===== Entries =====

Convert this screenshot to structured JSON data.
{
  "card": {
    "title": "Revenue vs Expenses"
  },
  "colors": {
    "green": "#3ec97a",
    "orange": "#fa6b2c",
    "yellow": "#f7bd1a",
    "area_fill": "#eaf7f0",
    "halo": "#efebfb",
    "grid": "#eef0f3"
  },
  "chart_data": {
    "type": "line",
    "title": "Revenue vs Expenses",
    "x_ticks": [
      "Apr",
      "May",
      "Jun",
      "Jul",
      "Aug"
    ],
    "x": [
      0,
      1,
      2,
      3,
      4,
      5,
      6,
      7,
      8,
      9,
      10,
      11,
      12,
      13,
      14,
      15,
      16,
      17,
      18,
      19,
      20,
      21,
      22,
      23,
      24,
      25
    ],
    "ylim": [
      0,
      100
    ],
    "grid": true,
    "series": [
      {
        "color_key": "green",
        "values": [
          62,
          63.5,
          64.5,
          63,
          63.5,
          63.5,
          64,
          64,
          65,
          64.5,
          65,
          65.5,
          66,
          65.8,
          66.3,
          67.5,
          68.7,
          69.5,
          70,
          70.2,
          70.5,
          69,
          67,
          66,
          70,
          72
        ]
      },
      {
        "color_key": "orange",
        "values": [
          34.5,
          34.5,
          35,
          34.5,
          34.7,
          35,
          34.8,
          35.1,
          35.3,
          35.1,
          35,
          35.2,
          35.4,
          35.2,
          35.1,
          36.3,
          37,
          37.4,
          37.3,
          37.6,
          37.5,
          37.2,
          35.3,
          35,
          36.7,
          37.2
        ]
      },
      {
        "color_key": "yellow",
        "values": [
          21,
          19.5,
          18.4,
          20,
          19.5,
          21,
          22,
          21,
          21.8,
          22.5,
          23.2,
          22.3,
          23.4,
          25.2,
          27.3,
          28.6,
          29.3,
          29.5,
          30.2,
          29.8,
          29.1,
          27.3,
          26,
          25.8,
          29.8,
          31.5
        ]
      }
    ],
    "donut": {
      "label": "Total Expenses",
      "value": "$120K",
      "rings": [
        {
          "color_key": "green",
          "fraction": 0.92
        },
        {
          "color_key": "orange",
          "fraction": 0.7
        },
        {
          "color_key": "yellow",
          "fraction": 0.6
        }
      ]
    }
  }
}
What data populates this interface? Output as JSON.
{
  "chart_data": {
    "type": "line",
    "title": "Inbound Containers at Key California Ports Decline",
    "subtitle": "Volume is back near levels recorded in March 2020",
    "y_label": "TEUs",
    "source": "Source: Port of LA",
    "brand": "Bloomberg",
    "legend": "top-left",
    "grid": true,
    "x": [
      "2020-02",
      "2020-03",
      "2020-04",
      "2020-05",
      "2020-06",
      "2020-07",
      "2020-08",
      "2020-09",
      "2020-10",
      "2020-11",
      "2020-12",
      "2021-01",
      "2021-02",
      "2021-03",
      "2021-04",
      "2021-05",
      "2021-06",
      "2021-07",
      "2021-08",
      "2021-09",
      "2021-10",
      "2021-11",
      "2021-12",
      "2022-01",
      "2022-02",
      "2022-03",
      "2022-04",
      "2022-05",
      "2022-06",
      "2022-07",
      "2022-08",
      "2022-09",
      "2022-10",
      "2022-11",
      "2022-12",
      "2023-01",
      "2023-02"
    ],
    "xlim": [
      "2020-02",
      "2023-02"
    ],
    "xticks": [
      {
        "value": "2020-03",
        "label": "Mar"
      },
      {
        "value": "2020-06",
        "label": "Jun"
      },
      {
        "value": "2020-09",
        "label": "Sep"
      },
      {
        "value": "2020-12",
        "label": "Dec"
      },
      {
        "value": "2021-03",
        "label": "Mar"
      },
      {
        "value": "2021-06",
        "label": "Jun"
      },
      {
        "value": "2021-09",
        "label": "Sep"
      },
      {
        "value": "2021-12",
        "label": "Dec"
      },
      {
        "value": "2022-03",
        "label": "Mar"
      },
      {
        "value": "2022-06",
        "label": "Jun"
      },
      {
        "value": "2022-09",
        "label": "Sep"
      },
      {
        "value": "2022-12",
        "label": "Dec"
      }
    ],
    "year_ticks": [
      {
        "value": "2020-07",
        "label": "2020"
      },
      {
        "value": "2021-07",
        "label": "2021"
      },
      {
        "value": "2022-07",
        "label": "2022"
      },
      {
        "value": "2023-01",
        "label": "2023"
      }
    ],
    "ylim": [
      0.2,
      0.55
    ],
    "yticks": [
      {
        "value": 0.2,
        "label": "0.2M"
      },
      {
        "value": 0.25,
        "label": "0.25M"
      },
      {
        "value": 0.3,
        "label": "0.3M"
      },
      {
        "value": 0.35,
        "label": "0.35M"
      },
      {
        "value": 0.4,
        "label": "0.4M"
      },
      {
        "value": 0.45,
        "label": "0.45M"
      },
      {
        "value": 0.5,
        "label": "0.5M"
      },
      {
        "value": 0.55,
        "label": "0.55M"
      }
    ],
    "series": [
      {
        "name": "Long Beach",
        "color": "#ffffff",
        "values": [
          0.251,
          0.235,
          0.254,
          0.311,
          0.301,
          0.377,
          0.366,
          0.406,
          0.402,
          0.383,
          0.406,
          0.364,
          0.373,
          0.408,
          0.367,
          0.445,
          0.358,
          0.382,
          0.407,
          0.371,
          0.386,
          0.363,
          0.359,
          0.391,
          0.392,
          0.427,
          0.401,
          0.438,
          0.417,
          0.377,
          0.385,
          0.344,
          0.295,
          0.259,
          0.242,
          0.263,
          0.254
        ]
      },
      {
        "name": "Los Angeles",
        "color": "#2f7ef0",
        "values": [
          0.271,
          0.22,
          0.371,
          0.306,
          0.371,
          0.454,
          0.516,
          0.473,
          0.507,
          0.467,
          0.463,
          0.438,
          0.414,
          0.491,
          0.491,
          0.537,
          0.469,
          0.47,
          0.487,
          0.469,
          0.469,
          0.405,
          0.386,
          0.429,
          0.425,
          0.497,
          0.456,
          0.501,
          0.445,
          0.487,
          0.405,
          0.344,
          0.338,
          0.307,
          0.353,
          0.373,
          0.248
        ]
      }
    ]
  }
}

=====

● **Given request**
Pick out and copy every line that contains the word "this".

● **Written answer**
Convert this screenshot to structured JSON data.
What data populates this interface? Output as JSON.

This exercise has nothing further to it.